**Exercise objective:** Keep only the lines that hold the string "barocca", filtering out the rest of the entries below.

**Record excerpts:**
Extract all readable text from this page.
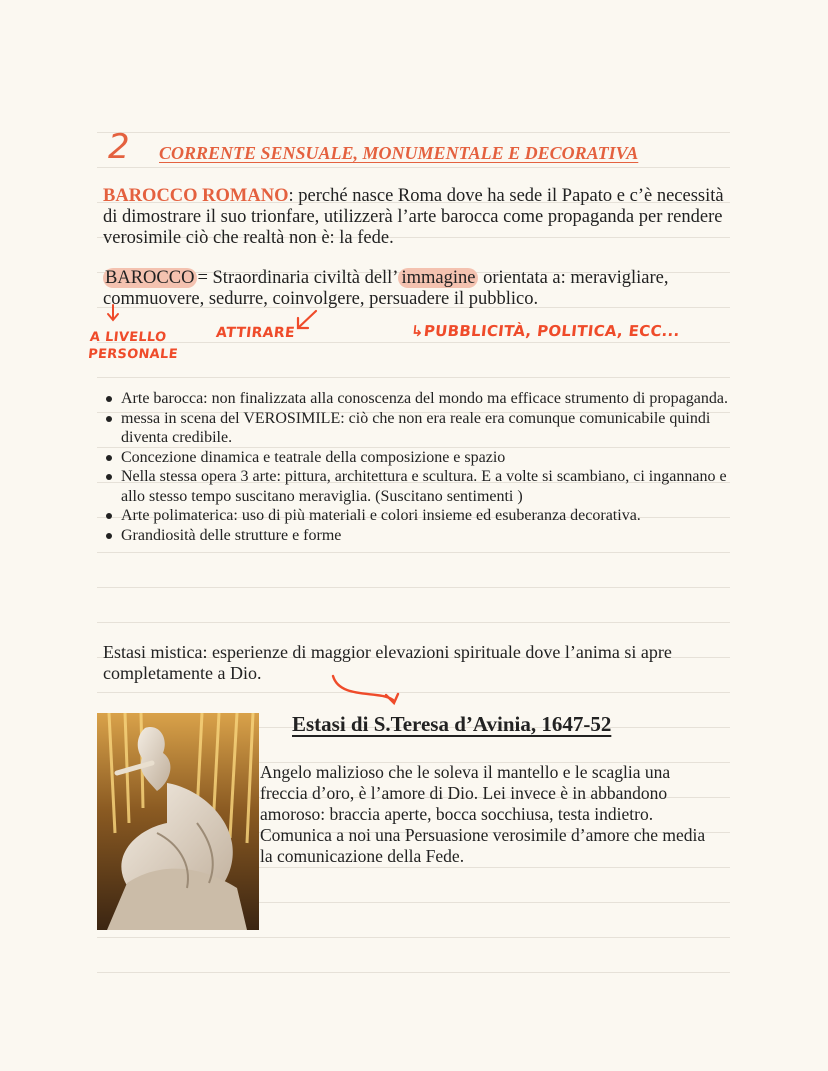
2 CORRENTE SENSUALE, MONUMENTALE E DECORATIVA
BAROCCO ROMANO: perché nasce Roma dove ha sede il Papato e c’è necessità di dimostrare il suo trionfare, utilizzerà l’arte barocca come propaganda per rendere verosimile ciò che realtà non è: la fede.
BAROCCO = Straordinaria civiltà dell’ immagine orientata a: meravigliare, commuovere, sedurre, coinvolgere, persuadere il pubblico.
A LIVELLO
PERSONALE
ATTIRARE	↳PUBBLICITÀ, POLITICA, ECC...
Arte barocca: non finalizzata alla conoscenza del mondo ma efficace strumento di propaganda.
messa in scena del VEROSIMILE: ciò che non era reale era comunque comunicabile quindi diventa credibile.
Concezione dinamica e teatrale della composizione e spazio
Nella stessa opera 3 arte: pittura, architettura e scultura. E a volte si scambiano, ci ingannano e allo stesso tempo suscitano meraviglia. (Suscitano sentimenti )
Arte polimaterica: uso di più materiali e colori insieme ed esuberanza decorativa.
Grandiosità delle strutture e forme
Estasi mistica: esperienze di maggior elevazioni spirituale dove l’anima si apre completamente a Dio.
Estasi di S.Teresa d’Avinia, 1647-52
Angelo malizioso che le soleva il mantello e le scaglia una freccia d’oro, è l’amore di Dio. Lei invece è in abbandono amoroso: braccia aperte, bocca socchiusa, testa indietro. Comunica a noi una Persuasione verosimile d’amore che media la comunicazione della Fede.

**Output of the task:**
BAROCCO ROMANO: perché nasce Roma dove ha sede il Papato e c’è necessità di dimostrare il suo trionfare, utilizzerà l’arte barocca come propaganda per rendere verosimile ciò che realtà non è: la fede.
Arte barocca: non finalizzata alla conoscenza del mondo ma efficace strumento di propaganda.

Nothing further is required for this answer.